PROBLEM DESCRIPTION:
Give back the full listing verbatim, apart from its images.

DATA TO USE:
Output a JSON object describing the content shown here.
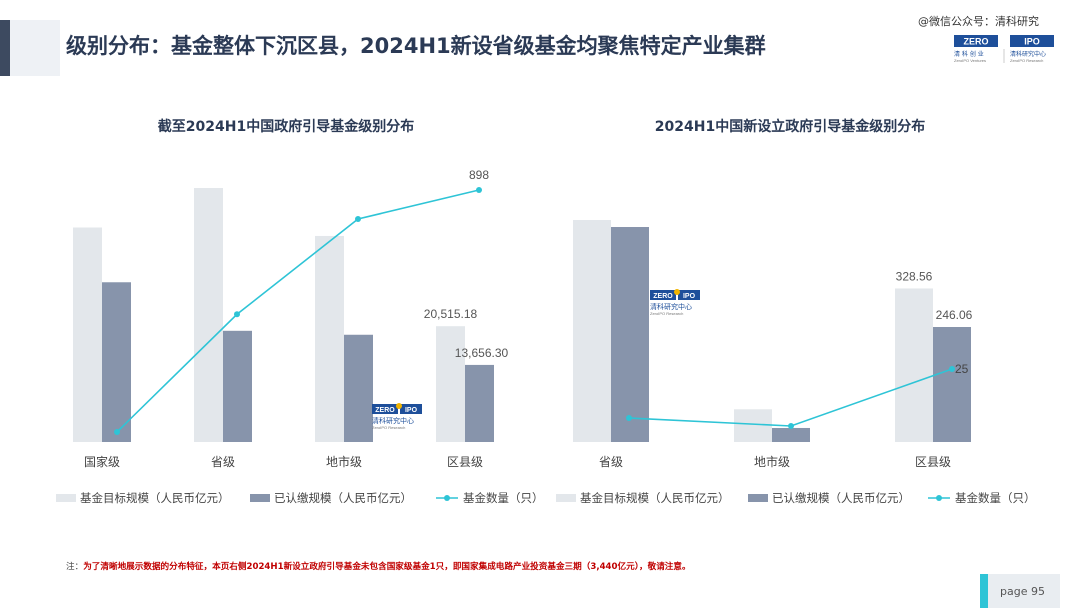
{
  "header": {
    "title": "级别分布：基金整体下沉区县，2024H1新设省级基金均聚焦特定产业集群",
    "wechat": "@微信公众号：清科研究"
  },
  "logo": {
    "line1a": "ZERO",
    "line1b": "IPO",
    "line2": "清科研究中心",
    "line3": "ZeroIPO Research"
  },
  "colors": {
    "target": "#e3e7eb",
    "paid": "#8794ab",
    "count": "#2ec4d6",
    "title": "#2b3a55"
  },
  "chart_data": [
    {
      "type": "bar",
      "title": "截至2024H1中国政府引导基金级别分布",
      "categories": [
        "国家级",
        "省级",
        "地市级",
        "区县级"
      ],
      "series": [
        {
          "name": "基金目标规模（人民币亿元）",
          "values": [
            38000,
            45000,
            36500,
            20515.18
          ]
        },
        {
          "name": "已认缴规模（人民币亿元）",
          "values": [
            28300,
            19700,
            19000,
            13656.3
          ]
        },
        {
          "name": "基金数量（只）",
          "values": [
            80,
            478,
            800,
            898
          ]
        }
      ],
      "labels": {
        "target_last": "20,515.18",
        "paid_last": "13,656.30",
        "count_last": "898"
      },
      "legend": "bottom"
    },
    {
      "type": "bar",
      "title": "2024H1中国新设立政府引导基金级别分布",
      "categories": [
        "省级",
        "地市级",
        "区县级"
      ],
      "series": [
        {
          "name": "基金目标规模（人民币亿元）",
          "values": [
            475,
            70,
            328.56
          ]
        },
        {
          "name": "已认缴规模（人民币亿元）",
          "values": [
            460,
            30,
            246.06
          ]
        },
        {
          "name": "基金数量（只）",
          "values": [
            2,
            1,
            25
          ]
        }
      ],
      "labels": {
        "target_last": "328.56",
        "paid_last": "246.06",
        "count_last": "25"
      },
      "legend": "bottom"
    }
  ],
  "note": {
    "prefix": "注：",
    "text": "为了清晰地展示数据的分布特征，本页右侧2024H1新设立政府引导基金未包含国家级基金1只，即国家集成电路产业投资基金三期（3,440亿元），敬请注意。"
  },
  "page": {
    "label": "page  95"
  }
}
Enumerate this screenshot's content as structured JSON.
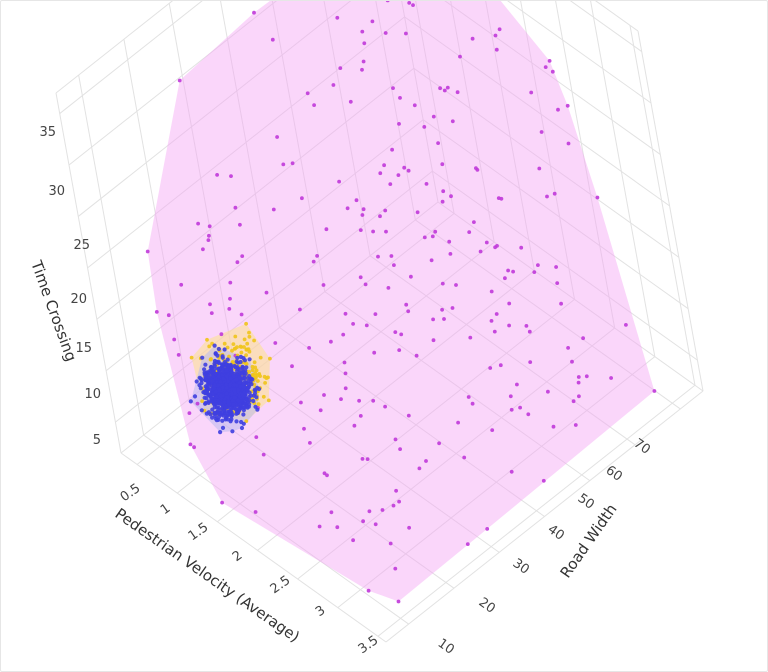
{
  "chart_data": {
    "type": "scatter",
    "mode": "3d-scatter-with-hulls",
    "axes": {
      "x": {
        "label": "Pedestrian Velocity (Average)",
        "range": [
          0.3,
          3.6
        ],
        "ticks": [
          "0.5",
          "1",
          "1.5",
          "2",
          "2.5",
          "3",
          "3.5"
        ]
      },
      "y": {
        "label": "Road Width",
        "range": [
          5,
          75
        ],
        "ticks": [
          "10",
          "20",
          "30",
          "40",
          "50",
          "60",
          "70"
        ]
      },
      "z": {
        "label": "Time Crossing",
        "range": [
          2,
          37
        ],
        "ticks": [
          "5",
          "10",
          "15",
          "20",
          "25",
          "30",
          "35"
        ]
      }
    },
    "grid": true,
    "legend": "none",
    "series": [
      {
        "color": "#c039d9",
        "hull_color": "#f4a3f4",
        "approx_count": 260,
        "x_range": [
          0.4,
          3.5
        ],
        "y_range": [
          8,
          72
        ],
        "z_range": [
          2,
          36
        ]
      },
      {
        "color": "#f0c419",
        "hull_color": "#fbe38a",
        "approx_count": 220,
        "x_range": [
          0.6,
          1.6
        ],
        "y_range": [
          8,
          30
        ],
        "z_range": [
          3,
          15
        ]
      },
      {
        "color": "#3f3fe0",
        "hull_color": "#b9b9ef",
        "approx_count": 900,
        "x_range": [
          0.7,
          1.5
        ],
        "y_range": [
          9,
          25
        ],
        "z_range": [
          4,
          13
        ]
      }
    ]
  }
}
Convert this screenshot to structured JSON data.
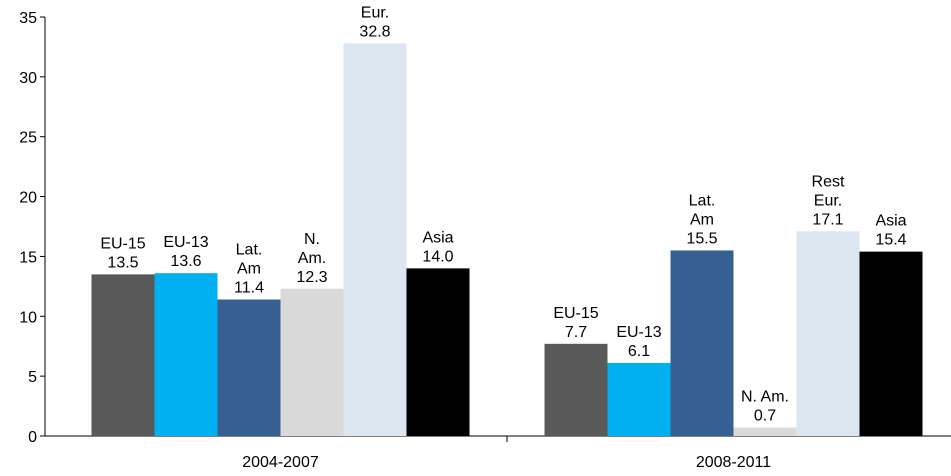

EXERCISE ANSWER:
Output a JSON object describing the content shown here.
{
  "header": {
    "title": "级别分布：基金整体下沉区县，2024H1新设省级基金均聚焦特定产业集群",
    "wechat": "@微信公众号：清科研究"
  },
  "logo": {
    "line1a": "ZERO",
    "line1b": "IPO",
    "line2": "清科研究中心",
    "line3": "ZeroIPO Research"
  },
  "colors": {
    "target": "#e3e7eb",
    "paid": "#8794ab",
    "count": "#2ec4d6",
    "title": "#2b3a55"
  },
  "chart_data": [
    {
      "type": "bar",
      "title": "截至2024H1中国政府引导基金级别分布",
      "categories": [
        "国家级",
        "省级",
        "地市级",
        "区县级"
      ],
      "series": [
        {
          "name": "基金目标规模（人民币亿元）",
          "values": [
            38000,
            45000,
            36500,
            20515.18
          ]
        },
        {
          "name": "已认缴规模（人民币亿元）",
          "values": [
            28300,
            19700,
            19000,
            13656.3
          ]
        },
        {
          "name": "基金数量（只）",
          "values": [
            80,
            478,
            800,
            898
          ]
        }
      ],
      "labels": {
        "target_last": "20,515.18",
        "paid_last": "13,656.30",
        "count_last": "898"
      },
      "legend": "bottom"
    },
    {
      "type": "bar",
      "title": "2024H1中国新设立政府引导基金级别分布",
      "categories": [
        "省级",
        "地市级",
        "区县级"
      ],
      "series": [
        {
          "name": "基金目标规模（人民币亿元）",
          "values": [
            475,
            70,
            328.56
          ]
        },
        {
          "name": "已认缴规模（人民币亿元）",
          "values": [
            460,
            30,
            246.06
          ]
        },
        {
          "name": "基金数量（只）",
          "values": [
            2,
            1,
            25
          ]
        }
      ],
      "labels": {
        "target_last": "328.56",
        "paid_last": "246.06",
        "count_last": "25"
      },
      "legend": "bottom"
    }
  ],
  "note": {
    "prefix": "注：",
    "text": "为了清晰地展示数据的分布特征，本页右侧2024H1新设立政府引导基金未包含国家级基金1只，即国家集成电路产业投资基金三期（3,440亿元），敬请注意。"
  },
  "page": {
    "label": "page  95"
  }
}
Enumerate this screenshot's content as structured JSON.
{
  "chart_data": {
    "type": "scatter",
    "mode": "3d-scatter-with-hulls",
    "axes": {
      "x": {
        "label": "Pedestrian Velocity (Average)",
        "range": [
          0.3,
          3.6
        ],
        "ticks": [
          "0.5",
          "1",
          "1.5",
          "2",
          "2.5",
          "3",
          "3.5"
        ]
      },
      "y": {
        "label": "Road Width",
        "range": [
          5,
          75
        ],
        "ticks": [
          "10",
          "20",
          "30",
          "40",
          "50",
          "60",
          "70"
        ]
      },
      "z": {
        "label": "Time Crossing",
        "range": [
          2,
          37
        ],
        "ticks": [
          "5",
          "10",
          "15",
          "20",
          "25",
          "30",
          "35"
        ]
      }
    },
    "grid": true,
    "legend": "none",
    "series": [
      {
        "color": "#c039d9",
        "hull_color": "#f4a3f4",
        "approx_count": 260,
        "x_range": [
          0.4,
          3.5
        ],
        "y_range": [
          8,
          72
        ],
        "z_range": [
          2,
          36
        ]
      },
      {
        "color": "#f0c419",
        "hull_color": "#fbe38a",
        "approx_count": 220,
        "x_range": [
          0.6,
          1.6
        ],
        "y_range": [
          8,
          30
        ],
        "z_range": [
          3,
          15
        ]
      },
      {
        "color": "#3f3fe0",
        "hull_color": "#b9b9ef",
        "approx_count": 900,
        "x_range": [
          0.7,
          1.5
        ],
        "y_range": [
          9,
          25
        ],
        "z_range": [
          4,
          13
        ]
      }
    ]
  }
}
Convert this screenshot to structured JSON data.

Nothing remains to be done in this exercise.